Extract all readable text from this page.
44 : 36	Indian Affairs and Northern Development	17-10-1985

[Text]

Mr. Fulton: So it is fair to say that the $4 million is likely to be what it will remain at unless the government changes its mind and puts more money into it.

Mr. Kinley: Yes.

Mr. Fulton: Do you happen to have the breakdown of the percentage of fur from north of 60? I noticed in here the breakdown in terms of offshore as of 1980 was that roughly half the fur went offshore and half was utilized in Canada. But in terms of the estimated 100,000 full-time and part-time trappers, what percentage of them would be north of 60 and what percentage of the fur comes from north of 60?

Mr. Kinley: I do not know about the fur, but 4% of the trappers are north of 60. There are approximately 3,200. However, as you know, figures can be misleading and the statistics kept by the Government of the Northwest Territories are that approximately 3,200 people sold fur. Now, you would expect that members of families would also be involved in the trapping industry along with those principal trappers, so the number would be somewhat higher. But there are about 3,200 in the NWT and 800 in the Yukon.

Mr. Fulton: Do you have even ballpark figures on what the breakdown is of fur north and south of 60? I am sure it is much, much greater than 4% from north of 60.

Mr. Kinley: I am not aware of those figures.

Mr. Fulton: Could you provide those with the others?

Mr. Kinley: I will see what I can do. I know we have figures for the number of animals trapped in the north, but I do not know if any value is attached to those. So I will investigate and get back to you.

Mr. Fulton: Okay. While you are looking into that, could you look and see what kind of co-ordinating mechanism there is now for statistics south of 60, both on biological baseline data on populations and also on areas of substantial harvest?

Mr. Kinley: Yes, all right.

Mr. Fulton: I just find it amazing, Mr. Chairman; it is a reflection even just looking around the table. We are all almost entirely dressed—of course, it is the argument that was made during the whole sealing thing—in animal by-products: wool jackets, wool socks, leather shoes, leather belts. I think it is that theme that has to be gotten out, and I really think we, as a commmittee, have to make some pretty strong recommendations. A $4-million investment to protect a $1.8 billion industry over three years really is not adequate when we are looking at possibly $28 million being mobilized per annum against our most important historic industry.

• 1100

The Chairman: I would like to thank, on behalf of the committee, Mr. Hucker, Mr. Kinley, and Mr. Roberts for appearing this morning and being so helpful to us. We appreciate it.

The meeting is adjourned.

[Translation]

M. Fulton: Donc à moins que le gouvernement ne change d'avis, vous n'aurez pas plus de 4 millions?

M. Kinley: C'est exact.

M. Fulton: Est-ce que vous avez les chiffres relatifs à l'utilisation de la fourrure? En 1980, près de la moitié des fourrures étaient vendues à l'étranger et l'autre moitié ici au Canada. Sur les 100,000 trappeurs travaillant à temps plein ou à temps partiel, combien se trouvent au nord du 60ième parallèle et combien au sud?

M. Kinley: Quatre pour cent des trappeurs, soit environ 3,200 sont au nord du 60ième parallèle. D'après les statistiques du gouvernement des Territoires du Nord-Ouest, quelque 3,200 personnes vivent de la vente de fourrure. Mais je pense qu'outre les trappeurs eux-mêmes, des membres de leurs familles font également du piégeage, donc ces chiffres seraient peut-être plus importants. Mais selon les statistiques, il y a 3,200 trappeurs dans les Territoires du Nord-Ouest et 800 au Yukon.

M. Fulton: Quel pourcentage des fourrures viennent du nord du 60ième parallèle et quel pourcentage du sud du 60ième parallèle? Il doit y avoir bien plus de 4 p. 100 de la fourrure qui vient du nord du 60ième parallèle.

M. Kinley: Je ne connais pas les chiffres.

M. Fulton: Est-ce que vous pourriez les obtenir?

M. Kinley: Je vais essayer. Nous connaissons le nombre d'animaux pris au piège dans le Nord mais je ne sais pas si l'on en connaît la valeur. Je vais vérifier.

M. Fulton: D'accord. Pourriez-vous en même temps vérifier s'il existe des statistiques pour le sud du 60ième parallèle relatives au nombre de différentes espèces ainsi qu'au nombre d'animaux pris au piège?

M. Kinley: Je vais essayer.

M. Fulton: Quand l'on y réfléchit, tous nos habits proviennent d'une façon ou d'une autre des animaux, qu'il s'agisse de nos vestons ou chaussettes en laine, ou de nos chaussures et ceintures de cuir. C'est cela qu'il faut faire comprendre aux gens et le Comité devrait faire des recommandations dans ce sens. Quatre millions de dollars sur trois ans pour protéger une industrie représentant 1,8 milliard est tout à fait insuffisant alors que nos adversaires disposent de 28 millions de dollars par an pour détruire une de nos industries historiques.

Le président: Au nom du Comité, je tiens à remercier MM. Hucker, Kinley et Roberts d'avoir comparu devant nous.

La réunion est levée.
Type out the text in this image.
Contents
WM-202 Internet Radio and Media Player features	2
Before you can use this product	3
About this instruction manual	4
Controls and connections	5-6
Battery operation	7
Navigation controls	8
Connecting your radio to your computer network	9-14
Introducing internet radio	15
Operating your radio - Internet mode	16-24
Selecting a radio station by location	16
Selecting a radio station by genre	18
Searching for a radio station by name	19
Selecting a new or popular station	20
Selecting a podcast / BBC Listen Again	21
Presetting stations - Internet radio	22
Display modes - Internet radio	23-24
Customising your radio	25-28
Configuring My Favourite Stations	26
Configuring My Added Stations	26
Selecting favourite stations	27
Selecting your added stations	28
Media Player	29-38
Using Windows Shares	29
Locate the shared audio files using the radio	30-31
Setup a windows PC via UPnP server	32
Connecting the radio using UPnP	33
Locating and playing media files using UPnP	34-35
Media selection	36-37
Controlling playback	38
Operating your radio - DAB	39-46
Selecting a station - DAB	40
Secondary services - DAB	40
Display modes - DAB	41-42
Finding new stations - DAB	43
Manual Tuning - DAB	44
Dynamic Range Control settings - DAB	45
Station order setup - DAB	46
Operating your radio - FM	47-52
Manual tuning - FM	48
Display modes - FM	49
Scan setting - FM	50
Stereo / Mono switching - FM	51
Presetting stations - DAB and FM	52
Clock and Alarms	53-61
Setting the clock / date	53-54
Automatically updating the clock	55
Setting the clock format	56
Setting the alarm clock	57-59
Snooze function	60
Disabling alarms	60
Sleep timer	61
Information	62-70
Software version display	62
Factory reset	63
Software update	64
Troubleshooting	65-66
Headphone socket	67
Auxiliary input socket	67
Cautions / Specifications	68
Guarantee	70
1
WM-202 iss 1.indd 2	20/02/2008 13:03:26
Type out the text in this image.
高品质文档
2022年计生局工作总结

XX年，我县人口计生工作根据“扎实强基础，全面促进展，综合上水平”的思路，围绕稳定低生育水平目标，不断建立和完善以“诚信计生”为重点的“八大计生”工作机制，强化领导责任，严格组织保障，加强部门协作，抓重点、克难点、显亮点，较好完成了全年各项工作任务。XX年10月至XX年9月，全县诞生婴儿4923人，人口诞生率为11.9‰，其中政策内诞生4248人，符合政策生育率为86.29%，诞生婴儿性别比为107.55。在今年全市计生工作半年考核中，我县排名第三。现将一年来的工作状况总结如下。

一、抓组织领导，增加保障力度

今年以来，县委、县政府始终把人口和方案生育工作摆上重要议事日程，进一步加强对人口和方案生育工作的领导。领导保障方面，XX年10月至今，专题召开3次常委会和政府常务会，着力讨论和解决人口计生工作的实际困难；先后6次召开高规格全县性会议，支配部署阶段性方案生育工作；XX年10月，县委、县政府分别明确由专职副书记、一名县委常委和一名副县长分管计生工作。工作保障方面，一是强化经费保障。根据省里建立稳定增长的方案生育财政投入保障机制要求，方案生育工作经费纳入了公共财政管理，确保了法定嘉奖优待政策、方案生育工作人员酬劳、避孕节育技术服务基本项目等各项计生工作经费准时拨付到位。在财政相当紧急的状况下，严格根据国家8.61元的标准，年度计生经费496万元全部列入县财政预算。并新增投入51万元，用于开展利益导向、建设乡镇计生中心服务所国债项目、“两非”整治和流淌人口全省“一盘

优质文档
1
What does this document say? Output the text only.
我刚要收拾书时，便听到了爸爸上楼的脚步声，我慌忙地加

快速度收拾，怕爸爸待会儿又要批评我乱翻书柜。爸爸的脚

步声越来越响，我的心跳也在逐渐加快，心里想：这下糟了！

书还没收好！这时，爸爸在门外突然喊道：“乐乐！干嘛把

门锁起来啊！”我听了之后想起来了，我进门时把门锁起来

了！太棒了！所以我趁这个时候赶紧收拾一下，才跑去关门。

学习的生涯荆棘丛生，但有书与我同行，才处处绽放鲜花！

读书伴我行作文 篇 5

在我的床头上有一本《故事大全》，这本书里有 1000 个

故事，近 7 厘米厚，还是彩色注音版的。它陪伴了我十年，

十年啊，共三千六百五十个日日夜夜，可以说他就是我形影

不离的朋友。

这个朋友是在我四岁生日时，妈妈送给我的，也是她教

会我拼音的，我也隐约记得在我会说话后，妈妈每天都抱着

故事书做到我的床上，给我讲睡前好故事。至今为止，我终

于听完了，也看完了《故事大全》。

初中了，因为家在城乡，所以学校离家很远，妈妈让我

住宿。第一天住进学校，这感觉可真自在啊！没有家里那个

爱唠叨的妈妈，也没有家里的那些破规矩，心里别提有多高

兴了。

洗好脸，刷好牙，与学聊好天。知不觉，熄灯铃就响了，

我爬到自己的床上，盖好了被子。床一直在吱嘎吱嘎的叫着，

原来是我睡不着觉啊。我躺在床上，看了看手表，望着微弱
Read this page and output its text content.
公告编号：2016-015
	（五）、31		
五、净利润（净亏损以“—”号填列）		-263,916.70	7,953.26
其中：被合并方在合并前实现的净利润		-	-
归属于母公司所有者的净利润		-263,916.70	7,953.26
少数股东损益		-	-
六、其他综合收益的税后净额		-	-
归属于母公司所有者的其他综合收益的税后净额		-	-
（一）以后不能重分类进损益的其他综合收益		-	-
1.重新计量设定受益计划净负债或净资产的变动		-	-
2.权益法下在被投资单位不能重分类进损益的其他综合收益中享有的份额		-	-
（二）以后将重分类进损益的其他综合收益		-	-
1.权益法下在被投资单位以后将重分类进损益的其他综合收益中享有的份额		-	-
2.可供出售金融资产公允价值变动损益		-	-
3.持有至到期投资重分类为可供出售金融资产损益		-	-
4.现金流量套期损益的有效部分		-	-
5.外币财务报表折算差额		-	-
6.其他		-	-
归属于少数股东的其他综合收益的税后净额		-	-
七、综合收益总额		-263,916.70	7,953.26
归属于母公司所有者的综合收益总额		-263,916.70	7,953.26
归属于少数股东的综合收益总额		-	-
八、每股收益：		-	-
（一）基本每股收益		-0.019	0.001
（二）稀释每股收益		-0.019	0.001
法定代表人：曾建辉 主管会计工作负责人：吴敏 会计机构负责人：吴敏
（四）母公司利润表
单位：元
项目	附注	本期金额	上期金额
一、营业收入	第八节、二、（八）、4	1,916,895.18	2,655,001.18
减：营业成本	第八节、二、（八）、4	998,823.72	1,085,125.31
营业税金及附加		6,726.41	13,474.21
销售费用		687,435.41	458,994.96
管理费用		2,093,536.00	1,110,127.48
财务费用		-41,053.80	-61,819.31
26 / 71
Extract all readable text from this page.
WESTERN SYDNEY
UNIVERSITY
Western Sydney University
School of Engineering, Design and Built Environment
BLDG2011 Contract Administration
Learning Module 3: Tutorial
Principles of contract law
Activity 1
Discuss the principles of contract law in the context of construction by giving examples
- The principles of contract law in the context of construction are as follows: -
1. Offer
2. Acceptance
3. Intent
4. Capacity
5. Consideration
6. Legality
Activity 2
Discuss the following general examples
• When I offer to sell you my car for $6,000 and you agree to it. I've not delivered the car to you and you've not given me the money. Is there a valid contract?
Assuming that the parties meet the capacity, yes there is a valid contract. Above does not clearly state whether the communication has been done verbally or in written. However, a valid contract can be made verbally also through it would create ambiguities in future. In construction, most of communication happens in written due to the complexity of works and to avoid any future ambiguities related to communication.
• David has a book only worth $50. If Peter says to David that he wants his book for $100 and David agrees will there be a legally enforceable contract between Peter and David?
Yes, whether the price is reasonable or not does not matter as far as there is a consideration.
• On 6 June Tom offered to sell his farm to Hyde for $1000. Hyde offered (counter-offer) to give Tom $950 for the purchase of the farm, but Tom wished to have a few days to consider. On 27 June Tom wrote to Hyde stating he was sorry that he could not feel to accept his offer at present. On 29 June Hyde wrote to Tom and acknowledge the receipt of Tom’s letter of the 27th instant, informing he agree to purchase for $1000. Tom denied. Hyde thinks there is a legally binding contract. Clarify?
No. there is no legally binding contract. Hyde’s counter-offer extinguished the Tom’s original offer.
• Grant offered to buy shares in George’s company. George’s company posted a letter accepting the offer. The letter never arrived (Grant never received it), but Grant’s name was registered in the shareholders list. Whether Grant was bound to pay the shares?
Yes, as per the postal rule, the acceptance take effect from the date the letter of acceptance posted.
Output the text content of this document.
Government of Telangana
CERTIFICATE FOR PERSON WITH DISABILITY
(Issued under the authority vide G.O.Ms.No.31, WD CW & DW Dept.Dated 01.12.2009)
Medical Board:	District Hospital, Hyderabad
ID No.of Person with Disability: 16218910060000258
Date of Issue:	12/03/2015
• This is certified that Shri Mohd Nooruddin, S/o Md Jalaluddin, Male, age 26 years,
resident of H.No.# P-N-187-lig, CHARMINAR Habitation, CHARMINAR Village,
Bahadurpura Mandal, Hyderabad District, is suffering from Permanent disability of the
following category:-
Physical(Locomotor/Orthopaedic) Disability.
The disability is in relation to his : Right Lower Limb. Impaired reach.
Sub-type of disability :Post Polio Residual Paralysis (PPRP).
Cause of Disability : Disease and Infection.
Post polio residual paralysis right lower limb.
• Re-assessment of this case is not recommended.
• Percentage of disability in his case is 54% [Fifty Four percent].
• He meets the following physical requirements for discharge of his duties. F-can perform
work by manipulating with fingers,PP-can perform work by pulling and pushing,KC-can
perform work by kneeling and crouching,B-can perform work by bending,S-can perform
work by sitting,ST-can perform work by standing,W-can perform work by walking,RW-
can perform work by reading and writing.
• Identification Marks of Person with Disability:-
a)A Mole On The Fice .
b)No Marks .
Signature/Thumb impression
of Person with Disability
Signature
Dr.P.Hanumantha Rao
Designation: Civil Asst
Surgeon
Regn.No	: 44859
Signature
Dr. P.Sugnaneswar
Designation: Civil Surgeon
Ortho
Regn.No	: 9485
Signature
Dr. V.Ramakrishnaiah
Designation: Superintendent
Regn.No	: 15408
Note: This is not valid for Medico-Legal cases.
————
• [What the task asks] Gather from the records above every line containing the string "money".

• [Answer to this problem]
Mr. Fulton: So it is fair to say that the $4 million is likely to be what it will remain at unless the government changes its mind and puts more money into it.
• When I offer to sell you my car for $6,000 and you agree to it. I've not delivered the car to you and you've not given me the money. Is there a valid contract?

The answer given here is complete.